• [INSTRUCTION] Give back every line exactly as it appears, pictures excluded.

======== EXTRACTED MATERIAL ========

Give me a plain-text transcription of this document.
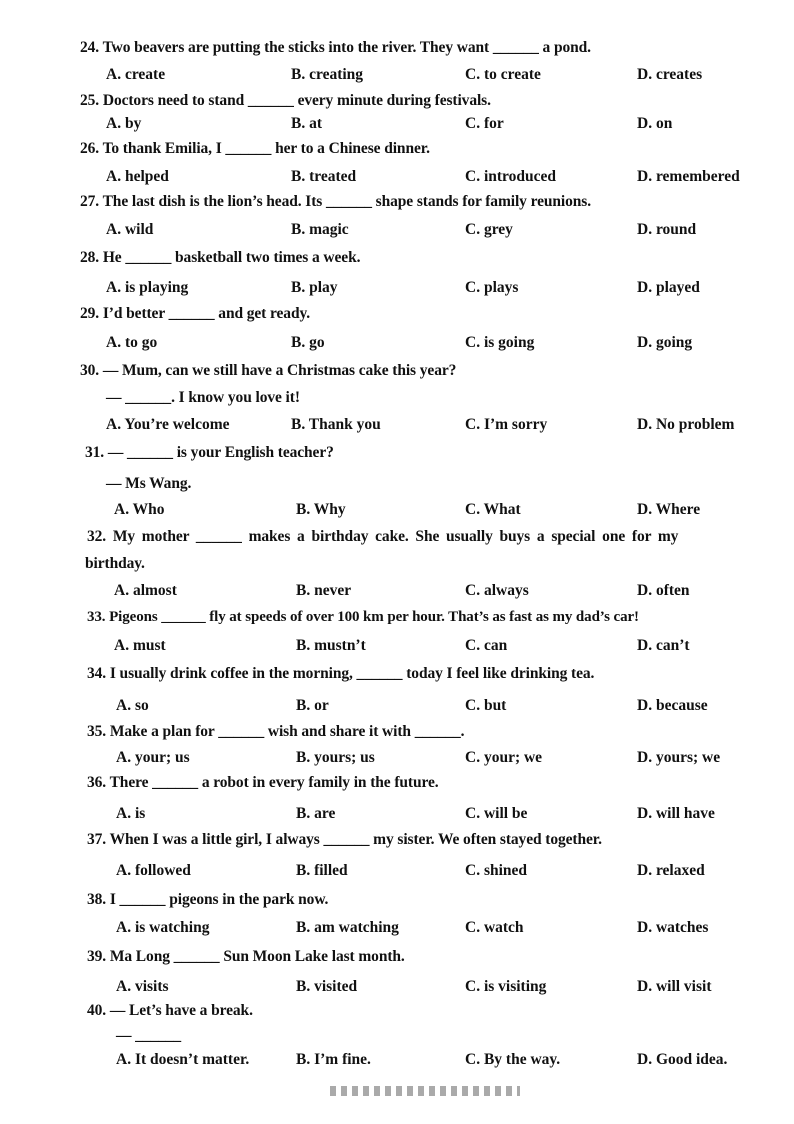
24. Two beavers are putting the sticks into the river. They want ______ a pond.
A. create	B. creating	C. to create	D. creates
25. Doctors need to stand ______ every minute during festivals.
A. by	B. at	C. for	D. on
26. To thank Emilia, I ______ her to a Chinese dinner.
A. helped	B. treated	C. introduced	D. remembered
27. The last dish is the lion’s head. Its ______ shape stands for family reunions.
A. wild	B. magic	C. grey	D. round
28. He ______ basketball two times a week.
A. is playing	B. play	C. plays	D. played
29. I’d better ______ and get ready.
A. to go	B. go	C. is going	D. going
30. — Mum, can we still have a Christmas cake this year?
— ______. I know you love it!
A. You’re welcome	B. Thank you	C. I’m sorry	D. No problem
31. — ______ is your English teacher?
— Ms Wang.
A. Who	B. Why	C. What	D. Where
32. My mother ______ makes a birthday cake. She usually buys a special one for my
birthday.
A. almost	B. never	C. always	D. often
33. Pigeons ______ fly at speeds of over 100 km per hour. That’s as fast as my dad’s car!
A. must	B. mustn’t	C. can	D. can’t
34. I usually drink coffee in the morning, ______ today I feel like drinking tea.
A. so	B. or	C. but	D. because
35. Make a plan for ______ wish and share it with ______.
A. your; us	B. yours; us	C. your; we	D. yours; we
36. There ______ a robot in every family in the future.
A. is	B. are	C. will be	D. will have
37. When I was a little girl, I always ______ my sister. We often stayed together.
A. followed	B. filled	C. shined	D. relaxed
38. I ______ pigeons in the park now.
A. is watching	B. am watching	C. watch	D. watches
39. Ma Long ______ Sun Moon Lake last month.
A. visits	B. visited	C. is visiting	D. will visit
40. — Let’s have a break.
— ______
A. It doesn’t matter.	B. I’m fine.	C. By the way.	D. Good idea.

========

• [RESULT OF THE EXERCISE]
Give me a plain-text transcription of this document.
24. Two beavers are putting the sticks into the river. They want ______ a pond.
A. create	B. creating	C. to create	D. creates
25. Doctors need to stand ______ every minute during festivals.
A. by	B. at	C. for	D. on
26. To thank Emilia, I ______ her to a Chinese dinner.
A. helped	B. treated	C. introduced	D. remembered
27. The last dish is the lion’s head. Its ______ shape stands for family reunions.
A. wild	B. magic	C. grey	D. round
28. He ______ basketball two times a week.
A. is playing	B. play	C. plays	D. played
29. I’d better ______ and get ready.
A. to go	B. go	C. is going	D. going
30. — Mum, can we still have a Christmas cake this year?
— ______. I know you love it!
A. You’re welcome	B. Thank you	C. I’m sorry	D. No problem
31. — ______ is your English teacher?
— Ms Wang.
A. Who	B. Why	C. What	D. Where
32. My mother ______ makes a birthday cake. She usually buys a special one for my
birthday.
A. almost	B. never	C. always	D. often
33. Pigeons ______ fly at speeds of over 100 km per hour. That’s as fast as my dad’s car!
A. must	B. mustn’t	C. can	D. can’t
34. I usually drink coffee in the morning, ______ today I feel like drinking tea.
A. so	B. or	C. but	D. because
35. Make a plan for ______ wish and share it with ______.
A. your; us	B. yours; us	C. your; we	D. yours; we
36. There ______ a robot in every family in the future.
A. is	B. are	C. will be	D. will have
37. When I was a little girl, I always ______ my sister. We often stayed together.
A. followed	B. filled	C. shined	D. relaxed
38. I ______ pigeons in the park now.
A. is watching	B. am watching	C. watch	D. watches
39. Ma Long ______ Sun Moon Lake last month.
A. visits	B. visited	C. is visiting	D. will visit
40. — Let’s have a break.
— ______
A. It doesn’t matter.	B. I’m fine.	C. By the way.	D. Good idea.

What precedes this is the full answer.